* **WRITTEN TASK**
Pick out each line containing the string "Democrats" and copy it.

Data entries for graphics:
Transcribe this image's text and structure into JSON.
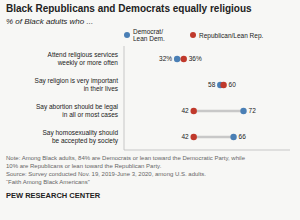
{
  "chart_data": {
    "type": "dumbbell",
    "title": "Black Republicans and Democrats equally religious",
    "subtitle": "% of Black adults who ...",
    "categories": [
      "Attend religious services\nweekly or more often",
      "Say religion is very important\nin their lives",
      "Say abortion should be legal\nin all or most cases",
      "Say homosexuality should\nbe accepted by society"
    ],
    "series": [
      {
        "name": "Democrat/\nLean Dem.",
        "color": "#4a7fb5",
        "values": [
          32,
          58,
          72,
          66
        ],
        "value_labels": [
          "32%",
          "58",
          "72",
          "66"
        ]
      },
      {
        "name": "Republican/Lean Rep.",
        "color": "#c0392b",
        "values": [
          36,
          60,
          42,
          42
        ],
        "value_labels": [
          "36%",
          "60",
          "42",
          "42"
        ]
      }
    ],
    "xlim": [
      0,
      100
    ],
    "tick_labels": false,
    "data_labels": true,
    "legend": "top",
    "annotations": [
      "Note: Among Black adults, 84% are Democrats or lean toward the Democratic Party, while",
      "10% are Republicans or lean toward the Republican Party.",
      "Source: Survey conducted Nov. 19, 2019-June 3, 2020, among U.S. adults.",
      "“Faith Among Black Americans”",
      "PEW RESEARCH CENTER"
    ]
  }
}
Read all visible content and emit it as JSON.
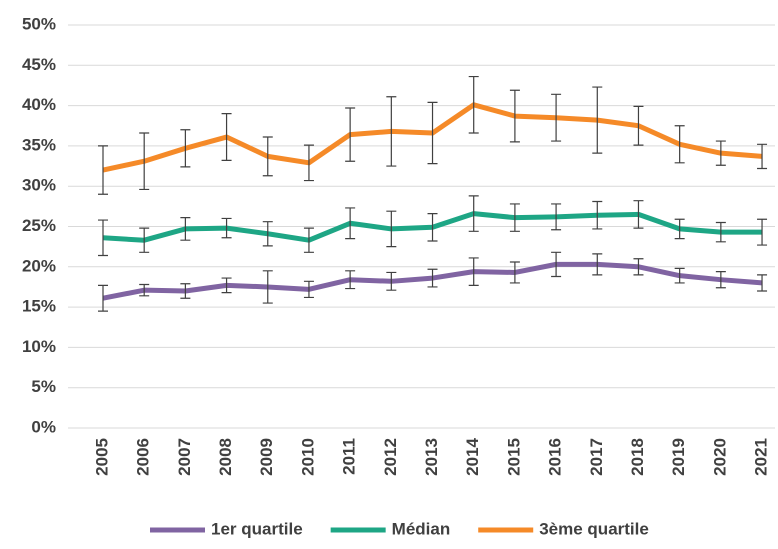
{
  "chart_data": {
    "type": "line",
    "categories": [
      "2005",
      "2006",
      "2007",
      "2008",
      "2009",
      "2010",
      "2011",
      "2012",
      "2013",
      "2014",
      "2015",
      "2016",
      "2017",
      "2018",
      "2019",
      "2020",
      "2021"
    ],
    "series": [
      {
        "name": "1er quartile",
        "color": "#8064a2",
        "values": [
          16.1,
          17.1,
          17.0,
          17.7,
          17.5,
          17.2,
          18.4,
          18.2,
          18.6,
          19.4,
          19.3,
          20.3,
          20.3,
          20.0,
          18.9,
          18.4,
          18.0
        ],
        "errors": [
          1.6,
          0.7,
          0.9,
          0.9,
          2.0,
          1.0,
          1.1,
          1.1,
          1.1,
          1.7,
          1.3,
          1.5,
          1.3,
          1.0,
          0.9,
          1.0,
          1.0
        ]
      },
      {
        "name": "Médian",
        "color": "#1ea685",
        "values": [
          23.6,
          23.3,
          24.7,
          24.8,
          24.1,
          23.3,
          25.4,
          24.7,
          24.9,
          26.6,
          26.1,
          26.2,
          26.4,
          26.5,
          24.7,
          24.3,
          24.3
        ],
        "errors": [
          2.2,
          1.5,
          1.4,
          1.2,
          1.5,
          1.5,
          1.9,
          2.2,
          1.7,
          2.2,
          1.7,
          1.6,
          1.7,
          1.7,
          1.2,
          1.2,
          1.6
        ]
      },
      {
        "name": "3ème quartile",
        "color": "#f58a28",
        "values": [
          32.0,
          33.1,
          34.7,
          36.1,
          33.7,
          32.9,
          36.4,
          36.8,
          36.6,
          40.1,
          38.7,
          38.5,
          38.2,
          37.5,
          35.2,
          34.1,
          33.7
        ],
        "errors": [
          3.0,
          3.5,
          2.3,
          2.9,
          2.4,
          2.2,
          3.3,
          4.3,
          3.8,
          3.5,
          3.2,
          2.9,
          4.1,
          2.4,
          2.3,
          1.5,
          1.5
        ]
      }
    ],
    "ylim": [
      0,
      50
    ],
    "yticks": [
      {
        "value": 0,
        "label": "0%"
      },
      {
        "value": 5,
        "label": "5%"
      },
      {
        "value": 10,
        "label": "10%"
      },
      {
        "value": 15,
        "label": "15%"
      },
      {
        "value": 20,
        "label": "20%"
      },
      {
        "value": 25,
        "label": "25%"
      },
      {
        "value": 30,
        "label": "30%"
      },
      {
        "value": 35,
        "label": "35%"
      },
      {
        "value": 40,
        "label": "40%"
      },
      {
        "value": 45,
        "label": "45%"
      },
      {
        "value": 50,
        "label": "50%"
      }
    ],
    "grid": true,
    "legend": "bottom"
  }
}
--
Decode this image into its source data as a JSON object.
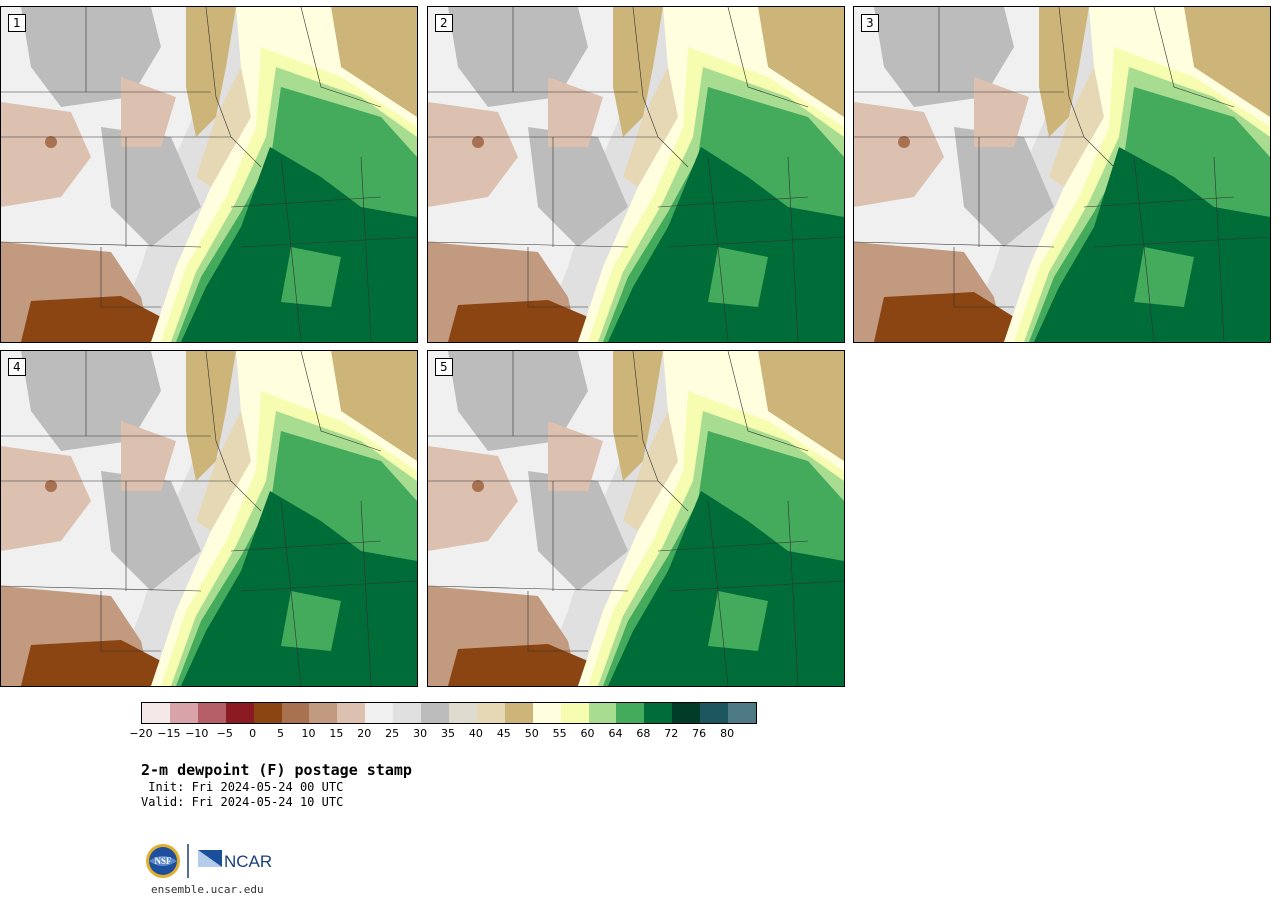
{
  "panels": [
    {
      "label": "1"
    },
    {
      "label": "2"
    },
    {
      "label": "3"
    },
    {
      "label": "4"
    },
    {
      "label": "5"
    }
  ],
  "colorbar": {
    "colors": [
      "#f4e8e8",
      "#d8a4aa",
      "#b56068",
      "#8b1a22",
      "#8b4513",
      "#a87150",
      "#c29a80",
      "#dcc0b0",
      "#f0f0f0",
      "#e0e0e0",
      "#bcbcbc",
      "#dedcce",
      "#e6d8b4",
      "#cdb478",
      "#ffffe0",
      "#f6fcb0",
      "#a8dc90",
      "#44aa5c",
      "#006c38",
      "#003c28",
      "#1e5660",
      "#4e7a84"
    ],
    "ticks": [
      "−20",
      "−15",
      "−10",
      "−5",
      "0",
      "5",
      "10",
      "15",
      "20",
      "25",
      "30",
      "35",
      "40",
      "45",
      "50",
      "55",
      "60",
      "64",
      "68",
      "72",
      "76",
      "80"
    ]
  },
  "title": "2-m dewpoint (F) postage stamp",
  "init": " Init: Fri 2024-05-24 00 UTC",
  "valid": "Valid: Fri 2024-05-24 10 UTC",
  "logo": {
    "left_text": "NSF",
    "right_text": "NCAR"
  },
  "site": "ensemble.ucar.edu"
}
---
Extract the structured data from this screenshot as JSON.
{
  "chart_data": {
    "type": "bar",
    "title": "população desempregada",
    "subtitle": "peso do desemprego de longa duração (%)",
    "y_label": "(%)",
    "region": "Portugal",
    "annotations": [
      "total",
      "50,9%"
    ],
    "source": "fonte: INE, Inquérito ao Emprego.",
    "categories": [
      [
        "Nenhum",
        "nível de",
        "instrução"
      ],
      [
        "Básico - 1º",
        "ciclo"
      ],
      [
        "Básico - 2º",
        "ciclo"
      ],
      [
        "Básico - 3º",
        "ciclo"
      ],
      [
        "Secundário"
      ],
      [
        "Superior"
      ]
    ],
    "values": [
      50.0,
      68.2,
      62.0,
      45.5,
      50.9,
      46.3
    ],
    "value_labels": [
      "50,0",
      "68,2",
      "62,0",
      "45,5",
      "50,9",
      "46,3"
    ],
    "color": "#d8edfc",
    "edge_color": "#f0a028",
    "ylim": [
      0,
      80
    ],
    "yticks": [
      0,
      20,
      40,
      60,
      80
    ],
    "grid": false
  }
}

* **EXERCISE OUTPUT**
    "title": "Black Republicans and Democrats equally religious",
      "Note: Among Black adults, 84% are Democrats or lean toward the Democratic Party, while",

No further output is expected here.